Dataset entries
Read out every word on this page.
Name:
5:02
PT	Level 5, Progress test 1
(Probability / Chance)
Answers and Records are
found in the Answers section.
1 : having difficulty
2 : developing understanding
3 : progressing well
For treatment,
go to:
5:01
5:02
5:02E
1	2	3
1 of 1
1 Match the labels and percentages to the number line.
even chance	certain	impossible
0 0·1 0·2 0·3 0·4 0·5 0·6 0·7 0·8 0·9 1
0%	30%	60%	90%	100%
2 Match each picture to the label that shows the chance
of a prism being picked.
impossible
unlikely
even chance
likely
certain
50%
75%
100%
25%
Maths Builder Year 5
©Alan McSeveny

> [Instruction]: Give only the number of lines in the records that include the word "impossible".

> [Full answer]: 2